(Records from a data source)
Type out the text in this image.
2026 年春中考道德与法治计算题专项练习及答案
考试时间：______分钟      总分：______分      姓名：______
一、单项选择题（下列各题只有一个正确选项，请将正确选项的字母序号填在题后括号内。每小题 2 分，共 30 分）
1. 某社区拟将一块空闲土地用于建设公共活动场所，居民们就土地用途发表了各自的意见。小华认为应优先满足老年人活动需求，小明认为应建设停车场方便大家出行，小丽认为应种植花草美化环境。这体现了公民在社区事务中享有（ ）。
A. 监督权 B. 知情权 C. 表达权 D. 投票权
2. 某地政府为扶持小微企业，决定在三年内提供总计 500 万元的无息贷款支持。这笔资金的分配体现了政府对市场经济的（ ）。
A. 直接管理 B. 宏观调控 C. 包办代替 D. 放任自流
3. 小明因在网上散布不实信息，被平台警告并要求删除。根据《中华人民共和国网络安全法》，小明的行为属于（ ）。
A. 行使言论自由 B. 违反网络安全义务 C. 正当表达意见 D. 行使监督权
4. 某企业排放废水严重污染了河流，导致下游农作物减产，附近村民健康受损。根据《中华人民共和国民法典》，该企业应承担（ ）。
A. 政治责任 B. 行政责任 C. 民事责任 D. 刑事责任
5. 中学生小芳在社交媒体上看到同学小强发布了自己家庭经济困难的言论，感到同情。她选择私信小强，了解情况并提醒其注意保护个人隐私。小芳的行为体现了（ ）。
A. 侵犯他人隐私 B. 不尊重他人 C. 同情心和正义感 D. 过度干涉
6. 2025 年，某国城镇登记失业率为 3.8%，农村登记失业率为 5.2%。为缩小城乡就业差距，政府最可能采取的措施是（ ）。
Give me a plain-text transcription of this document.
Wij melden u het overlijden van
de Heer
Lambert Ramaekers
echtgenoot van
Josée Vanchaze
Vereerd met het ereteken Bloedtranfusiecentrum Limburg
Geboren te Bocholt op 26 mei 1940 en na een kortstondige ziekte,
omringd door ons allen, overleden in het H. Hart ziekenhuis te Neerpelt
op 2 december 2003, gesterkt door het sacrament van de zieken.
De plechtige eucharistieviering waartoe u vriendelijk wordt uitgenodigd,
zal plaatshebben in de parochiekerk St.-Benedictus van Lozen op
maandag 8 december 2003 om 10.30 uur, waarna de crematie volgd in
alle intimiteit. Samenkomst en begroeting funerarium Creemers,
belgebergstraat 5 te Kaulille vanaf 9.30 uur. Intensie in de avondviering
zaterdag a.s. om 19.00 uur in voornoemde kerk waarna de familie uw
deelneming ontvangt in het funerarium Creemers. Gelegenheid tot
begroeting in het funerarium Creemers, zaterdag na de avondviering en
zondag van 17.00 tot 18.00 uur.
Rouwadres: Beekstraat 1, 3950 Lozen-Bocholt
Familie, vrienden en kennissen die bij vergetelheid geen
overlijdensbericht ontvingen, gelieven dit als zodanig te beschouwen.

_SET TASK_. Copy out the material word for word and line for line.

_RESPONSE BELOW_.
Type out the text in this image.
2026 年春中考道德与法治计算题专项练习及答案
考试时间：______分钟      总分：______分      姓名：______
一、单项选择题（下列各题只有一个正确选项，请将正确选项的字母序号填在题后括号内。每小题 2 分，共 30 分）
1. 某社区拟将一块空闲土地用于建设公共活动场所，居民们就土地用途发表了各自的意见。小华认为应优先满足老年人活动需求，小明认为应建设停车场方便大家出行，小丽认为应种植花草美化环境。这体现了公民在社区事务中享有（ ）。
A. 监督权 B. 知情权 C. 表达权 D. 投票权
2. 某地政府为扶持小微企业，决定在三年内提供总计 500 万元的无息贷款支持。这笔资金的分配体现了政府对市场经济的（ ）。
A. 直接管理 B. 宏观调控 C. 包办代替 D. 放任自流
3. 小明因在网上散布不实信息，被平台警告并要求删除。根据《中华人民共和国网络安全法》，小明的行为属于（ ）。
A. 行使言论自由 B. 违反网络安全义务 C. 正当表达意见 D. 行使监督权
4. 某企业排放废水严重污染了河流，导致下游农作物减产，附近村民健康受损。根据《中华人民共和国民法典》，该企业应承担（ ）。
A. 政治责任 B. 行政责任 C. 民事责任 D. 刑事责任
5. 中学生小芳在社交媒体上看到同学小强发布了自己家庭经济困难的言论，感到同情。她选择私信小强，了解情况并提醒其注意保护个人隐私。小芳的行为体现了（ ）。
A. 侵犯他人隐私 B. 不尊重他人 C. 同情心和正义感 D. 过度干涉
6. 2025 年，某国城镇登记失业率为 3.8%，农村登记失业率为 5.2%。为缩小城乡就业差距，政府最可能采取的措施是（ ）。
Give me a plain-text transcription of this document.
Wij melden u het overlijden van
de Heer
Lambert Ramaekers
echtgenoot van
Josée Vanchaze
Vereerd met het ereteken Bloedtranfusiecentrum Limburg
Geboren te Bocholt op 26 mei 1940 en na een kortstondige ziekte,
omringd door ons allen, overleden in het H. Hart ziekenhuis te Neerpelt
op 2 december 2003, gesterkt door het sacrament van de zieken.
De plechtige eucharistieviering waartoe u vriendelijk wordt uitgenodigd,
zal plaatshebben in de parochiekerk St.-Benedictus van Lozen op
maandag 8 december 2003 om 10.30 uur, waarna de crematie volgd in
alle intimiteit. Samenkomst en begroeting funerarium Creemers,
belgebergstraat 5 te Kaulille vanaf 9.30 uur. Intensie in de avondviering
zaterdag a.s. om 19.00 uur in voornoemde kerk waarna de familie uw
deelneming ontvangt in het funerarium Creemers. Gelegenheid tot
begroeting in het funerarium Creemers, zaterdag na de avondviering en
zondag van 17.00 tot 18.00 uur.
Rouwadres: Beekstraat 1, 3950 Lozen-Bocholt
Familie, vrienden en kennissen die bij vergetelheid geen
overlijdensbericht ontvingen, gelieven dit als zodanig te beschouwen.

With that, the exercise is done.